===== Entries shown =====
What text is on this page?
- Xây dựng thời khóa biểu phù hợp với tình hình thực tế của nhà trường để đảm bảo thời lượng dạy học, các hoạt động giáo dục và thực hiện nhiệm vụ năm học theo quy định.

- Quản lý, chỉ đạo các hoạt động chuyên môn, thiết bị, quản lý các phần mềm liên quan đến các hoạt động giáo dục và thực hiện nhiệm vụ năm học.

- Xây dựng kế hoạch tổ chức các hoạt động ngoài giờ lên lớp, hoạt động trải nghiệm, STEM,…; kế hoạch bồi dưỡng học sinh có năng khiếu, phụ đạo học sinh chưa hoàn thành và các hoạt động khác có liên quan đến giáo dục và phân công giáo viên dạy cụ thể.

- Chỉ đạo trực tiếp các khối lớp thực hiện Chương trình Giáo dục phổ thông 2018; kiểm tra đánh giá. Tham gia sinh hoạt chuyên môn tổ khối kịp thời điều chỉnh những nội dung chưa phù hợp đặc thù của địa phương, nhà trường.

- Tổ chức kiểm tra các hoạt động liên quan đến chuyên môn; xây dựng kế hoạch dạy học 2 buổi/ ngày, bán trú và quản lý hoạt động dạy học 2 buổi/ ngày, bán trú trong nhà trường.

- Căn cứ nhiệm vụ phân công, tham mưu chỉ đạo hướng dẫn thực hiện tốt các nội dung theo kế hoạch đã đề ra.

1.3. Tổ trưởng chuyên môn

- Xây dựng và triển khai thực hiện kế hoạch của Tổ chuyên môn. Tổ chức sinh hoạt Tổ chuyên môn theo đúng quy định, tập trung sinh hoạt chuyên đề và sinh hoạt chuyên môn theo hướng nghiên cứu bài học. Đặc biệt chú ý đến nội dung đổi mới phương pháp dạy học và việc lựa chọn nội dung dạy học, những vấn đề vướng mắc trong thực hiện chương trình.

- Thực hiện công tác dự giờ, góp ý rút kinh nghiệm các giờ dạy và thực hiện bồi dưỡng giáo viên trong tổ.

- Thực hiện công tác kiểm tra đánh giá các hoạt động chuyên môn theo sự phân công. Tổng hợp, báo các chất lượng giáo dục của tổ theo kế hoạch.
=====
===== Entries shown =====
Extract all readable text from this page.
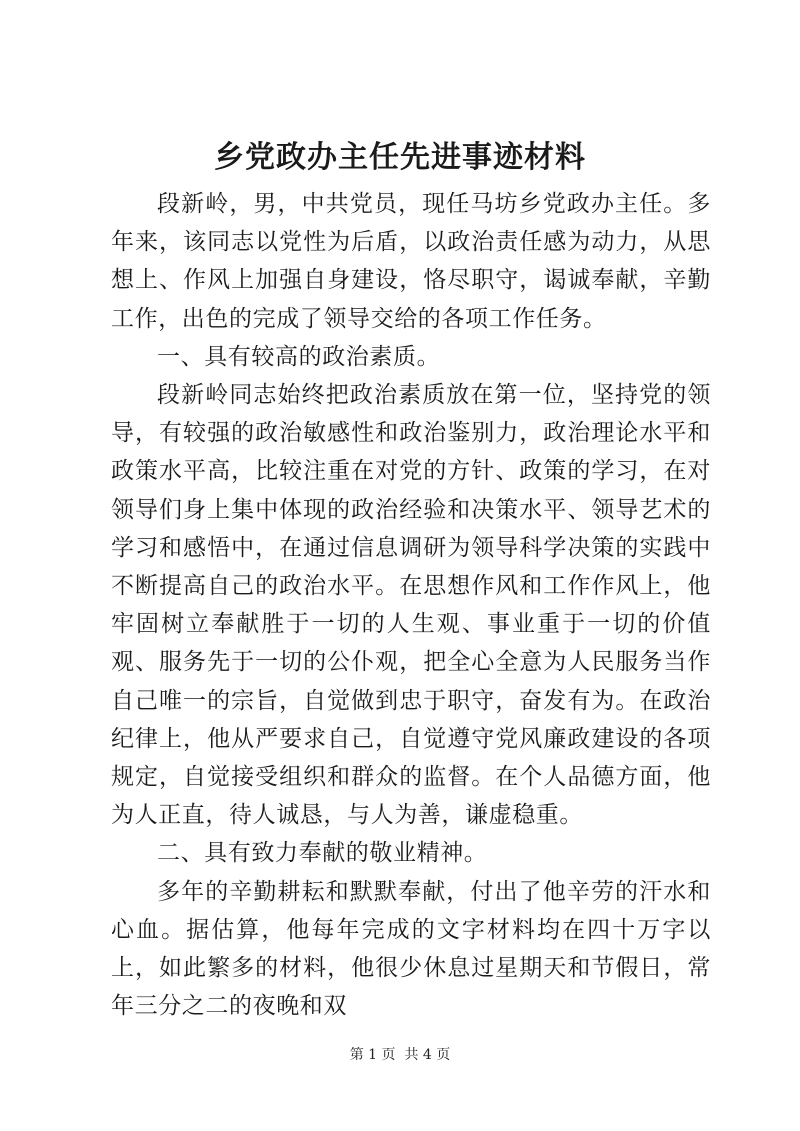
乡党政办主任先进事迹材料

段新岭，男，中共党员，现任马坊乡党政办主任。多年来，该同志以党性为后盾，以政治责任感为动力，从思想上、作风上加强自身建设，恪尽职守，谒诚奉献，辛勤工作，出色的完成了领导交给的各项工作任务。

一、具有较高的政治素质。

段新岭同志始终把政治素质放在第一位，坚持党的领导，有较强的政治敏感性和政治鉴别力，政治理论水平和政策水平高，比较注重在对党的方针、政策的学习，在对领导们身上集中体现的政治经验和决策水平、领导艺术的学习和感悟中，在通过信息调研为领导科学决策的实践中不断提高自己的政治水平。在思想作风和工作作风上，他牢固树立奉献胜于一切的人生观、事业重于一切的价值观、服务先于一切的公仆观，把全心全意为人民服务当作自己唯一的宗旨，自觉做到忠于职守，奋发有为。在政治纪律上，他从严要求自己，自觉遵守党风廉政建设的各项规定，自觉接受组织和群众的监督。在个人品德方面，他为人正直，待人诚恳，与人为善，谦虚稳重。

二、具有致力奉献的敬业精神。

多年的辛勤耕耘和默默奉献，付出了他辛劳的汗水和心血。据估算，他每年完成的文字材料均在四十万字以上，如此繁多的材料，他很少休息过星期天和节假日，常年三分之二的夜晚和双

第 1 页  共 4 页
=====
===== Entries shown =====
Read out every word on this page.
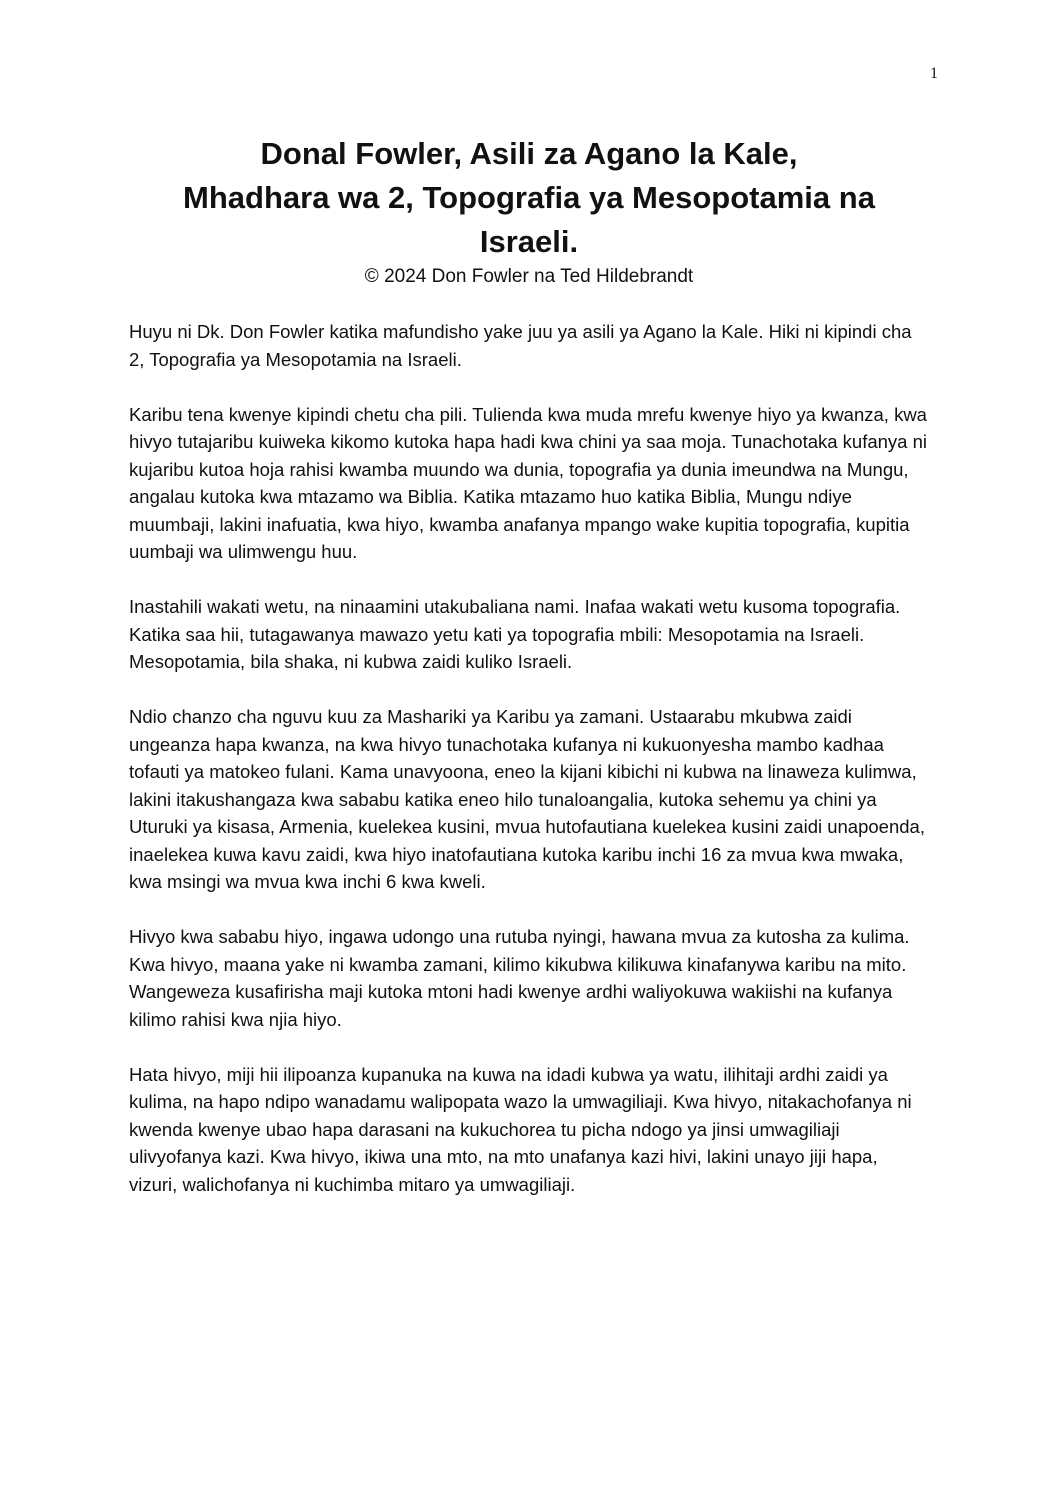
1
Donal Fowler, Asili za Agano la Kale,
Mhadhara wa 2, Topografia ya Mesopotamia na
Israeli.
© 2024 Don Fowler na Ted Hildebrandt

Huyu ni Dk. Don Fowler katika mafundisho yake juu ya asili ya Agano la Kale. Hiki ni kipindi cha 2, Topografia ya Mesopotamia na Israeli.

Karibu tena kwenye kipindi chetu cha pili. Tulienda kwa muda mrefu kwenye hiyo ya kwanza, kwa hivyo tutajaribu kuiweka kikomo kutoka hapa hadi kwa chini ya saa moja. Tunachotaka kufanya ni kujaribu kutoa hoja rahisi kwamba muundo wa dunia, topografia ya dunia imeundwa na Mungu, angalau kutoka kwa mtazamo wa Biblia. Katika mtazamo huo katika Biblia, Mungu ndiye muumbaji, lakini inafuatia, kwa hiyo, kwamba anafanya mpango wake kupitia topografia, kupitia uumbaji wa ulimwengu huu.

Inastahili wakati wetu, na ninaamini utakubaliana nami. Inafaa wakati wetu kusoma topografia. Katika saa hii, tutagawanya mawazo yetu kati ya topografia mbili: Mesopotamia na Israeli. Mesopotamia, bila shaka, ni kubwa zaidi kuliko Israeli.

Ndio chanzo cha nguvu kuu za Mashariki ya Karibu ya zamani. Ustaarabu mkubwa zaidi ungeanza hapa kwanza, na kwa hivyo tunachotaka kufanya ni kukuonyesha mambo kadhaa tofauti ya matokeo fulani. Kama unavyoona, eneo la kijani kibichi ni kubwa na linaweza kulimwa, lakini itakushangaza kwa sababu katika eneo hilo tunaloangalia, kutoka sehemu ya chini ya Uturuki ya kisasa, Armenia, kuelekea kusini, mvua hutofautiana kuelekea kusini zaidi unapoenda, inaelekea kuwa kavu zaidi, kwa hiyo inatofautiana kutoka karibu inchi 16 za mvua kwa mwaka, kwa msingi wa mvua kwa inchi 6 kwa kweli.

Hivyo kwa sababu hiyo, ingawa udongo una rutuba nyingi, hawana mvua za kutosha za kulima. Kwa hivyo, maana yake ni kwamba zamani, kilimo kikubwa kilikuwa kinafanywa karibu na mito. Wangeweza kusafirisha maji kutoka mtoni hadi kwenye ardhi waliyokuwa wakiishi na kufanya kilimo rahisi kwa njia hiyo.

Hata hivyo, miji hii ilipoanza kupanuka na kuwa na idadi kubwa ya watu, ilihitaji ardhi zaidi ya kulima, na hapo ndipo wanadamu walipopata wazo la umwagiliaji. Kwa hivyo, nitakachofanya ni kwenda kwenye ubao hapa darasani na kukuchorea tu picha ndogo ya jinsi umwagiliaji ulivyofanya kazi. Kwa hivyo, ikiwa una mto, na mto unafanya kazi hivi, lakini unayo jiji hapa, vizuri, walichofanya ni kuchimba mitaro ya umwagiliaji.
=====
Short problem: Collect the lines that hold "hoạt".

Exercise result:
- Xây dựng thời khóa biểu phù hợp với tình hình thực tế của nhà trường để đảm bảo thời lượng dạy học, các hoạt động giáo dục và thực hiện nhiệm vụ năm học theo quy định.
- Quản lý, chỉ đạo các hoạt động chuyên môn, thiết bị, quản lý các phần mềm liên quan đến các hoạt động giáo dục và thực hiện nhiệm vụ năm học.
- Xây dựng kế hoạch tổ chức các hoạt động ngoài giờ lên lớp, hoạt động trải nghiệm, STEM,…; kế hoạch bồi dưỡng học sinh có năng khiếu, phụ đạo học sinh chưa hoàn thành và các hoạt động khác có liên quan đến giáo dục và phân công giáo viên dạy cụ thể.
- Chỉ đạo trực tiếp các khối lớp thực hiện Chương trình Giáo dục phổ thông 2018; kiểm tra đánh giá. Tham gia sinh hoạt chuyên môn tổ khối kịp thời điều chỉnh những nội dung chưa phù hợp đặc thù của địa phương, nhà trường.
- Tổ chức kiểm tra các hoạt động liên quan đến chuyên môn; xây dựng kế hoạch dạy học 2 buổi/ ngày, bán trú và quản lý hoạt động dạy học 2 buổi/ ngày, bán trú trong nhà trường.
- Xây dựng và triển khai thực hiện kế hoạch của Tổ chuyên môn. Tổ chức sinh hoạt Tổ chuyên môn theo đúng quy định, tập trung sinh hoạt chuyên đề và sinh hoạt chuyên môn theo hướng nghiên cứu bài học. Đặc biệt chú ý đến nội dung đổi mới phương pháp dạy học và việc lựa chọn nội dung dạy học, những vấn đề vướng mắc trong thực hiện chương trình.
- Thực hiện công tác kiểm tra đánh giá các hoạt động chuyên môn theo sự phân công. Tổng hợp, báo các chất lượng giáo dục của tổ theo kế hoạch.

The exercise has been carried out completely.